*SET PROBLEM*
Search the records for "Lecomte" and copy each line that holds it.

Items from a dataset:
/---
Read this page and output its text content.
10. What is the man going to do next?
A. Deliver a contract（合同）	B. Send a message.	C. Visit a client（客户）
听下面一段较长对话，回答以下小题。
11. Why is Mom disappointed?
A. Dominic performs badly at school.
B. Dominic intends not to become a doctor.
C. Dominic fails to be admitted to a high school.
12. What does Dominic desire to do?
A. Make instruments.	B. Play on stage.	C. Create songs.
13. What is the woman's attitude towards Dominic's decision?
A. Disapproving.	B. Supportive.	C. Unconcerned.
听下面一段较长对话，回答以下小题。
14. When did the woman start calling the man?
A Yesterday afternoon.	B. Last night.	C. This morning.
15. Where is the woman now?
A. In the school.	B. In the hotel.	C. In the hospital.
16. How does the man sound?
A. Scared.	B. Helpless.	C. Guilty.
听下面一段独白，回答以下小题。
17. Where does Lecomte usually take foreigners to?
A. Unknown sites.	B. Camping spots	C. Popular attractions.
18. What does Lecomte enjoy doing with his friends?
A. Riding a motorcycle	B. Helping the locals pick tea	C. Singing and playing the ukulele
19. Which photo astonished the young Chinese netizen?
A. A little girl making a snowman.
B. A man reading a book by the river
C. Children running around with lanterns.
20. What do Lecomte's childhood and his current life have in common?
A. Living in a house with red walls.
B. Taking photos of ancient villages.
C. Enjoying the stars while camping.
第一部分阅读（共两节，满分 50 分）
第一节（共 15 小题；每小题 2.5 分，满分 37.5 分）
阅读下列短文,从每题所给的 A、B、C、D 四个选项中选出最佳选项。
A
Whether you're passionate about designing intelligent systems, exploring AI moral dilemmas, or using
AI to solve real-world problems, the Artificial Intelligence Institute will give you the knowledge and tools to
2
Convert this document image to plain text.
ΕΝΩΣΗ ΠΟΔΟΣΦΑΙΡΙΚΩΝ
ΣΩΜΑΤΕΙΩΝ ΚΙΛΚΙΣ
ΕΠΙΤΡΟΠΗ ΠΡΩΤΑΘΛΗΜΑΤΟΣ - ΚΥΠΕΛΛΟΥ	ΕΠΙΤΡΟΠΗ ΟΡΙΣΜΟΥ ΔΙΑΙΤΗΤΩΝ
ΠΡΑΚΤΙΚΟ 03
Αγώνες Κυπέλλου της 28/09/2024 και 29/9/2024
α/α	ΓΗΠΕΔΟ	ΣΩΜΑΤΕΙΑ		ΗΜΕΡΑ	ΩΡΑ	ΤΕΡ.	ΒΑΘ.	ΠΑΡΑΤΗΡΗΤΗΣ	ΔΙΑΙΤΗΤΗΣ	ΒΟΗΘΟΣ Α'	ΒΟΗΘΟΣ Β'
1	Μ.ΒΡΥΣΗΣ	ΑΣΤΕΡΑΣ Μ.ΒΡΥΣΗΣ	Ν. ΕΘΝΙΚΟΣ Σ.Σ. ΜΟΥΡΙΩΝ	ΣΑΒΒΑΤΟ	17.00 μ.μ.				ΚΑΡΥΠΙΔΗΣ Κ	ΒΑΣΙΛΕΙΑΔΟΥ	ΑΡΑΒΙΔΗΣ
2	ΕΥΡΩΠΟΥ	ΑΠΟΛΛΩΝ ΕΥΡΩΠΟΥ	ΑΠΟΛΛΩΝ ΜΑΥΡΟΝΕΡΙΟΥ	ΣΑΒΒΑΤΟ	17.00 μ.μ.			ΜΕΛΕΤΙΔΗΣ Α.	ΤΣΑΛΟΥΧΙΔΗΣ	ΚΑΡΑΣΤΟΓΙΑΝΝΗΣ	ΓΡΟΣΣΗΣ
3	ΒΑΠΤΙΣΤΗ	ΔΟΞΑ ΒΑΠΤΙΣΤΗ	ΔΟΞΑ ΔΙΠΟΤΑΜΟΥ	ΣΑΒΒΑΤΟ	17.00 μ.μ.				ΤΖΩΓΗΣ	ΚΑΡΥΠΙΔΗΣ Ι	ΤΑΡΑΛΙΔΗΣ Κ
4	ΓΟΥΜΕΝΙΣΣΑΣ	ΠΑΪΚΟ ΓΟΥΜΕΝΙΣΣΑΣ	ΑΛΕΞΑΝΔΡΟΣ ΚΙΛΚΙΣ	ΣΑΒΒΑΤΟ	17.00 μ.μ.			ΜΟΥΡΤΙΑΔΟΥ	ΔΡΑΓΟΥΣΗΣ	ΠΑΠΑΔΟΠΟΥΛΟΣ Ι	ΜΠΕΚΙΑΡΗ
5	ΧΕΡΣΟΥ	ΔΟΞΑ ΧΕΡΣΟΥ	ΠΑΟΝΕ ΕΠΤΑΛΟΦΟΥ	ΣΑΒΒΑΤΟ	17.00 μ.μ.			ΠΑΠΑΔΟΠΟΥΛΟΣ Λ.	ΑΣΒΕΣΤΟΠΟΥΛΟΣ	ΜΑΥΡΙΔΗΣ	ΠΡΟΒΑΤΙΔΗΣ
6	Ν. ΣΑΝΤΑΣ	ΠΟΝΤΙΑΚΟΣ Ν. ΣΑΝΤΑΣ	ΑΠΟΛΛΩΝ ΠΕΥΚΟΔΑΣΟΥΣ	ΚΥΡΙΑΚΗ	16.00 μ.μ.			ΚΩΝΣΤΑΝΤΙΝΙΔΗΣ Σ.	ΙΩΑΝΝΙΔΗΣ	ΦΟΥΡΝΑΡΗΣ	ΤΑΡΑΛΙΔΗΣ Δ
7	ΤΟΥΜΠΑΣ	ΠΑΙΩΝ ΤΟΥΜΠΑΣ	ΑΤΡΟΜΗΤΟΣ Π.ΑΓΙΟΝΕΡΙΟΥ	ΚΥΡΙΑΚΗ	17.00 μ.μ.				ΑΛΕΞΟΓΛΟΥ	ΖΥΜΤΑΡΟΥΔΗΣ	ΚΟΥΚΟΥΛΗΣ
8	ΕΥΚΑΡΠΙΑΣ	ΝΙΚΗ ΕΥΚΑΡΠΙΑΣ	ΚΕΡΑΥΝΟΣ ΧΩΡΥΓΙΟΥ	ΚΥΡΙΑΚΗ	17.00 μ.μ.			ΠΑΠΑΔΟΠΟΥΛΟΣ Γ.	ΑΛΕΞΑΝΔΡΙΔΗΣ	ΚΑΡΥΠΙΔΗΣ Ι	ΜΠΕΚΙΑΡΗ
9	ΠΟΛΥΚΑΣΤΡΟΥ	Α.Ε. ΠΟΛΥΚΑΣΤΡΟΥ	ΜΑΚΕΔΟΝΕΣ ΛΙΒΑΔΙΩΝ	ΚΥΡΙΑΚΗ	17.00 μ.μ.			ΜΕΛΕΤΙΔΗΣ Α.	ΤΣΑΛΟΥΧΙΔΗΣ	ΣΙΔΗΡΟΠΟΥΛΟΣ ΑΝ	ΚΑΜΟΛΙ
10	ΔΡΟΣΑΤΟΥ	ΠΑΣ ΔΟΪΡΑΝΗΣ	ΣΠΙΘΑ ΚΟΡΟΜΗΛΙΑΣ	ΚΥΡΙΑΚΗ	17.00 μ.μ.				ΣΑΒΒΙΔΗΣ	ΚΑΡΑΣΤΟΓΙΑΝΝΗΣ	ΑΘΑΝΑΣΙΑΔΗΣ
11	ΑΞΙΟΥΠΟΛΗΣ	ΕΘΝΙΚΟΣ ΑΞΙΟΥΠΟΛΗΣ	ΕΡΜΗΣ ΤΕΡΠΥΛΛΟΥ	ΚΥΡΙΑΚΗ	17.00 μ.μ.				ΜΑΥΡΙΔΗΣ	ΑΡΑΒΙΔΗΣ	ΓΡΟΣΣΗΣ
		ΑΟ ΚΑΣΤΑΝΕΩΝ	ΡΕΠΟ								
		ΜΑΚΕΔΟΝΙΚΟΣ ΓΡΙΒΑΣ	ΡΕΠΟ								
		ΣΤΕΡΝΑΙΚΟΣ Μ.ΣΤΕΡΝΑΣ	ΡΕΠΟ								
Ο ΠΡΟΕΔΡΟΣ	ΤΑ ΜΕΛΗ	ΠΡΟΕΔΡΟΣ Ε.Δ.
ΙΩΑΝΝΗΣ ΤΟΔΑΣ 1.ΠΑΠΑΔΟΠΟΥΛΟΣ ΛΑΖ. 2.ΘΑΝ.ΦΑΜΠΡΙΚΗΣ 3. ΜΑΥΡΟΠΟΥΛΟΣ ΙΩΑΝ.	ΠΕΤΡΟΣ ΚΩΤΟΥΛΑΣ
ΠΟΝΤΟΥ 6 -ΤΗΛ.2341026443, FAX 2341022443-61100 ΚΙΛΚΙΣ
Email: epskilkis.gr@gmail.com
\---
*TASK SOLUTION*
17. Where does Lecomte usually take foreigners to?
18. What does Lecomte enjoy doing with his friends?
20. What do Lecomte's childhood and his current life have in common?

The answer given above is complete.